BRIEF: Copy the listing from the line with "Where are 27" to the line with "y-tick-label: 0 <box>99 458 110 474</box>", substituting "callout" for every "annotation" and keeping everything else unchanged. Leave the pictures out.

DATA EXCERPTS:

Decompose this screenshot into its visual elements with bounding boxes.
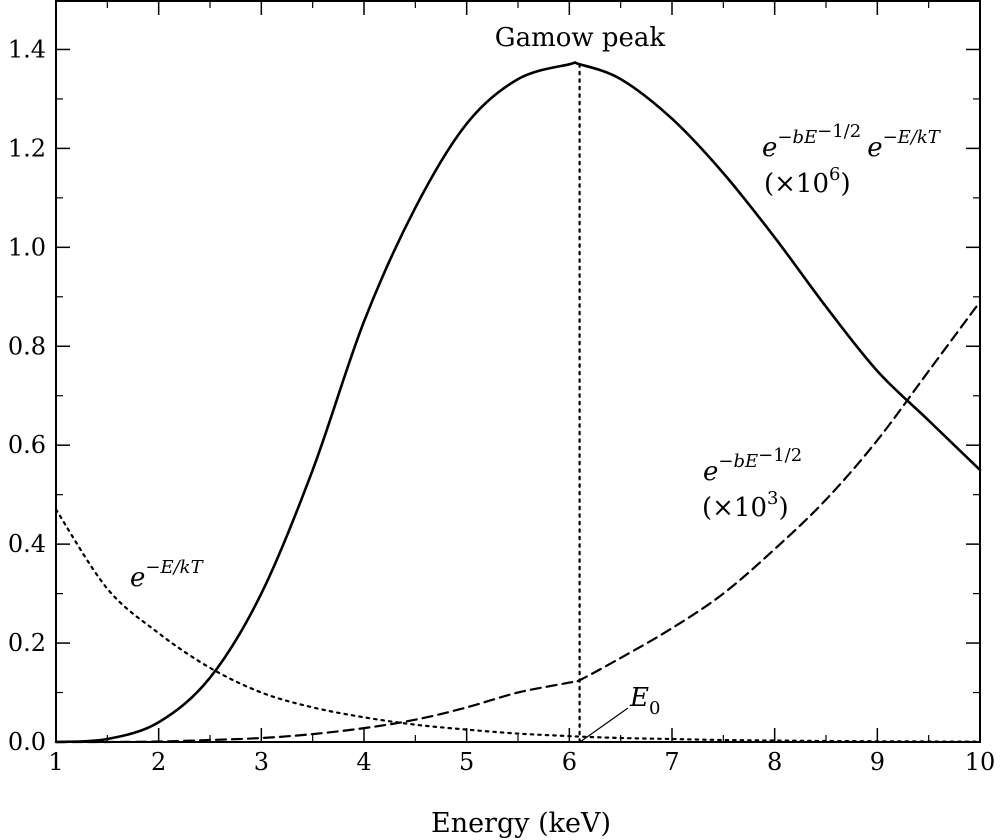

==

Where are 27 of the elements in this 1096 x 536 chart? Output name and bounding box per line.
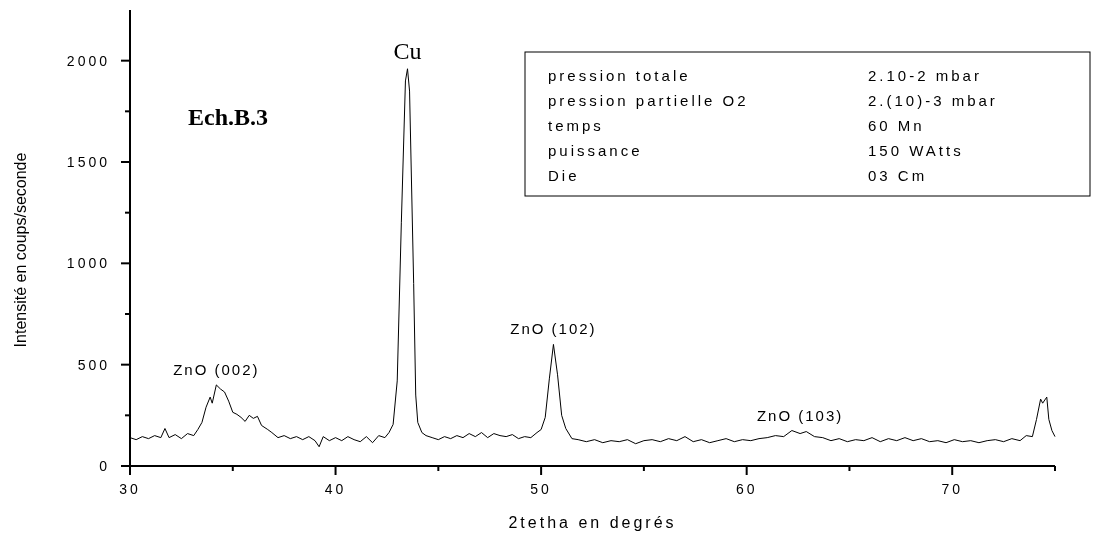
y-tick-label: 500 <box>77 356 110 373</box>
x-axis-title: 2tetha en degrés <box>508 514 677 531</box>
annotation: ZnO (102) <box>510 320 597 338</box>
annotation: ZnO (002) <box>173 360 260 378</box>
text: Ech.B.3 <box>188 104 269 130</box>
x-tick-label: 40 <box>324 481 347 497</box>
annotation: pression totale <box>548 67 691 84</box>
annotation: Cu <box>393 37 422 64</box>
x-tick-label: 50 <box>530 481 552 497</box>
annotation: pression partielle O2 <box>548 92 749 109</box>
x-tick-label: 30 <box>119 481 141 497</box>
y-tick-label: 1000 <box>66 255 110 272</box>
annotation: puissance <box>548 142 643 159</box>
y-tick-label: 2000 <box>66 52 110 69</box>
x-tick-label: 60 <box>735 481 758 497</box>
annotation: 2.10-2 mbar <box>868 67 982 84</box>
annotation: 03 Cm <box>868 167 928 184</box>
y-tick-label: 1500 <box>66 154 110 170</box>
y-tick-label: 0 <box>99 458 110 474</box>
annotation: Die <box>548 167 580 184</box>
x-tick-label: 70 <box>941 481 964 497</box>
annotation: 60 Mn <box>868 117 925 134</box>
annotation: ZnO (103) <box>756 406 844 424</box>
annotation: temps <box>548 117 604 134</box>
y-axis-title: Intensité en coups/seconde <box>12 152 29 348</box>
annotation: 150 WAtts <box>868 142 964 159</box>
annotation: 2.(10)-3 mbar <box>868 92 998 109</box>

PROBLEM SOLUTION:
Where are 27 of the elements in this 1096 x 536 chart? Output name and bounding box per line.
y-tick-label: 500 <box>77 356 110 373</box>
x-axis-title: 2tetha en degrés <box>508 514 677 531</box>
callout: ZnO (102) <box>510 320 597 338</box>
callout: ZnO (002) <box>173 360 260 378</box>
text: Ech.B.3 <box>188 104 269 130</box>
x-tick-label: 40 <box>324 481 347 497</box>
callout: pression totale <box>548 67 691 84</box>
callout: Cu <box>393 37 422 64</box>
x-tick-label: 50 <box>530 481 552 497</box>
callout: pression partielle O2 <box>548 92 749 109</box>
x-tick-label: 30 <box>119 481 141 497</box>
y-tick-label: 1000 <box>66 255 110 272</box>
callout: puissance <box>548 142 643 159</box>
y-tick-label: 2000 <box>66 52 110 69</box>
x-tick-label: 60 <box>735 481 758 497</box>
callout: 2.10-2 mbar <box>868 67 982 84</box>
callout: 03 Cm <box>868 167 928 184</box>
y-tick-label: 1500 <box>66 154 110 170</box>
y-tick-label: 0 <box>99 458 110 474</box>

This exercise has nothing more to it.